Stored dataset items
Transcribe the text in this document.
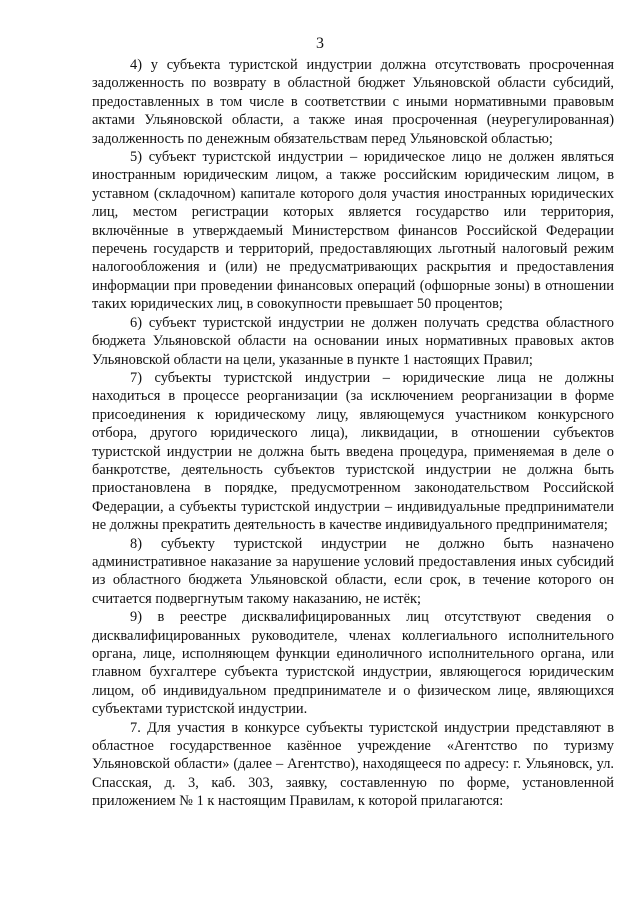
3

4) у субъекта туристской индустрии должна отсутствовать просроченная задолженность по возврату в областной бюджет Ульяновской области субсидий, предоставленных в том числе в соответствии с иными нормативными правовым актами Ульяновской области, а также иная просроченная (неурегулированная) задолженность по денежным обязательствам перед Ульяновской областью;

5) субъект туристской индустрии – юридическое лицо не должен являться иностранным юридическим лицом, а также российским юридическим лицом, в уставном (складочном) капитале которого доля участия иностранных юридических лиц, местом регистрации которых является государство или территория, включённые в утверждаемый Министерством финансов Российской Федерации перечень государств и территорий, предоставляющих льготный налоговый режим налогообложения и (или) не предусматривающих раскрытия и предоставления информации при проведении финансовых операций (офшорные зоны) в отношении таких юридических лиц, в совокупности превышает 50 процентов;

6) субъект туристской индустрии не должен получать средства областного бюджета Ульяновской области на основании иных нормативных правовых актов Ульяновской области на цели, указанные в пункте 1 настоящих Правил;

7) субъекты туристской индустрии – юридические лица не должны находиться в процессе реорганизации (за исключением реорганизации в форме присоединения к юридическому лицу, являющемуся участником конкурсного отбора, другого юридического лица), ликвидации, в отношении субъектов туристской индустрии не должна быть введена процедура, применяемая в деле о банкротстве, деятельность субъектов туристской индустрии не должна быть приостановлена в порядке, предусмотренном законодательством Российской Федерации, а субъекты туристской индустрии – индивидуальные предприниматели не должны прекратить деятельность в качестве индивидуального предпринимателя;

8) субъекту туристской индустрии не должно быть назначено административное наказание за нарушение условий предоставления иных субсидий из областного бюджета Ульяновской области, если срок, в течение которого он считается подвергнутым такому наказанию, не истёк;

9) в реестре дисквалифицированных лиц отсутствуют сведения о дисквалифицированных руководителе, членах коллегиального исполнительного органа, лице, исполняющем функции единоличного исполнительного органа, или главном бухгалтере субъекта туристской индустрии, являющегося юридическим лицом, об индивидуальном предпринимателе и о физическом лице, являющихся субъектами туристской индустрии.

7. Для участия в конкурсе субъекты туристской индустрии представляют в областное государственное казённое учреждение «Агентство по туризму Ульяновской области» (далее – Агентство), находящееся по адресу: г. Ульяновск, ул. Спасская, д. 3, каб. 303, заявку, составленную по форме, установленной приложением № 1 к настоящим Правилам, к которой прилагаются:
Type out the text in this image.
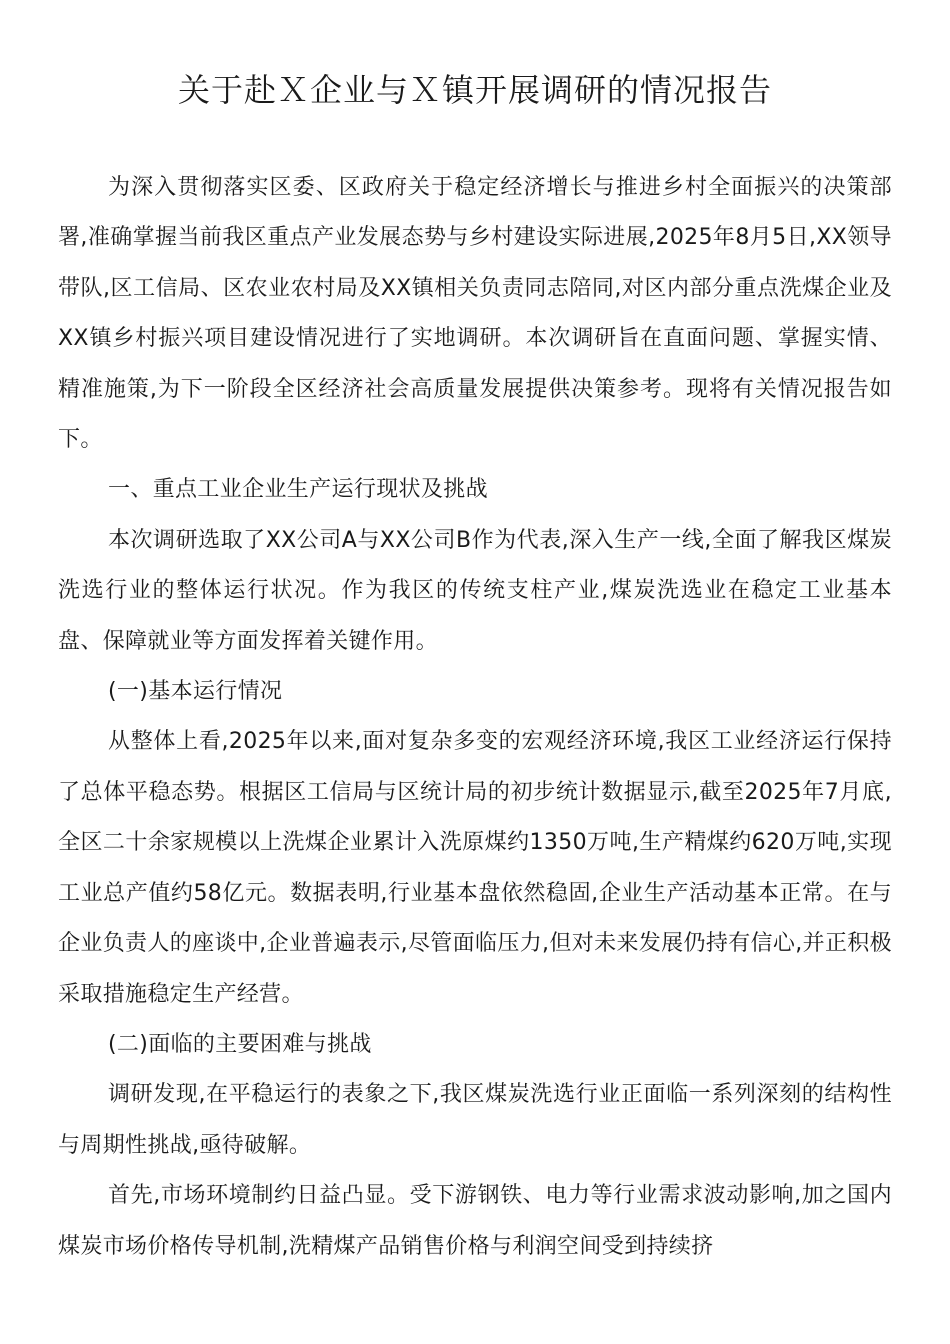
关于赴Ｘ企业与Ｘ镇开展调研的情况报告

为深入贯彻落实区委、区政府关于稳定经济增长与推进乡村全面振兴的决策部署,准确掌握当前我区重点产业发展态势与乡村建设实际进展,2025年8月5日,XX领导带队,区工信局、区农业农村局及XX镇相关负责同志陪同,对区内部分重点洗煤企业及XX镇乡村振兴项目建设情况进行了实地调研。本次调研旨在直面问题、掌握实情、精准施策,为下一阶段全区经济社会高质量发展提供决策参考。现将有关情况报告如下。

一、重点工业企业生产运行现状及挑战

本次调研选取了XX公司A与XX公司B作为代表,深入生产一线,全面了解我区煤炭洗选行业的整体运行状况。作为我区的传统支柱产业,煤炭洗选业在稳定工业基本盘、保障就业等方面发挥着关键作用。

(一)基本运行情况

从整体上看,2025年以来,面对复杂多变的宏观经济环境,我区工业经济运行保持了总体平稳态势。根据区工信局与区统计局的初步统计数据显示,截至2025年7月底,全区二十余家规模以上洗煤企业累计入洗原煤约1350万吨,生产精煤约620万吨,实现工业总产值约58亿元。数据表明,行业基本盘依然稳固,企业生产活动基本正常。在与企业负责人的座谈中,企业普遍表示,尽管面临压力,但对未来发展仍持有信心,并正积极采取措施稳定生产经营。

(二)面临的主要困难与挑战

调研发现,在平稳运行的表象之下,我区煤炭洗选行业正面临一系列深刻的结构性与周期性挑战,亟待破解。

首先,市场环境制约日益凸显。受下游钢铁、电力等行业需求波动影响,加之国内煤炭市场价格传导机制,洗精煤产品销售价格与利润空间受到持续挤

- [The exercise] Beginning with the line with "Type out the text in this image.", repeat the entries above exactly, up to and including the last line, leaving out pictures.

- [Final result]
Type out the text in this image.
关于赴Ｘ企业与Ｘ镇开展调研的情况报告

为深入贯彻落实区委、区政府关于稳定经济增长与推进乡村全面振兴的决策部署,准确掌握当前我区重点产业发展态势与乡村建设实际进展,2025年8月5日,XX领导带队,区工信局、区农业农村局及XX镇相关负责同志陪同,对区内部分重点洗煤企业及XX镇乡村振兴项目建设情况进行了实地调研。本次调研旨在直面问题、掌握实情、精准施策,为下一阶段全区经济社会高质量发展提供决策参考。现将有关情况报告如下。

一、重点工业企业生产运行现状及挑战

本次调研选取了XX公司A与XX公司B作为代表,深入生产一线,全面了解我区煤炭洗选行业的整体运行状况。作为我区的传统支柱产业,煤炭洗选业在稳定工业基本盘、保障就业等方面发挥着关键作用。

(一)基本运行情况

从整体上看,2025年以来,面对复杂多变的宏观经济环境,我区工业经济运行保持了总体平稳态势。根据区工信局与区统计局的初步统计数据显示,截至2025年7月底,全区二十余家规模以上洗煤企业累计入洗原煤约1350万吨,生产精煤约620万吨,实现工业总产值约58亿元。数据表明,行业基本盘依然稳固,企业生产活动基本正常。在与企业负责人的座谈中,企业普遍表示,尽管面临压力,但对未来发展仍持有信心,并正积极采取措施稳定生产经营。

(二)面临的主要困难与挑战

调研发现,在平稳运行的表象之下,我区煤炭洗选行业正面临一系列深刻的结构性与周期性挑战,亟待破解。

首先,市场环境制约日益凸显。受下游钢铁、电力等行业需求波动影响,加之国内煤炭市场价格传导机制,洗精煤产品销售价格与利润空间受到持续挤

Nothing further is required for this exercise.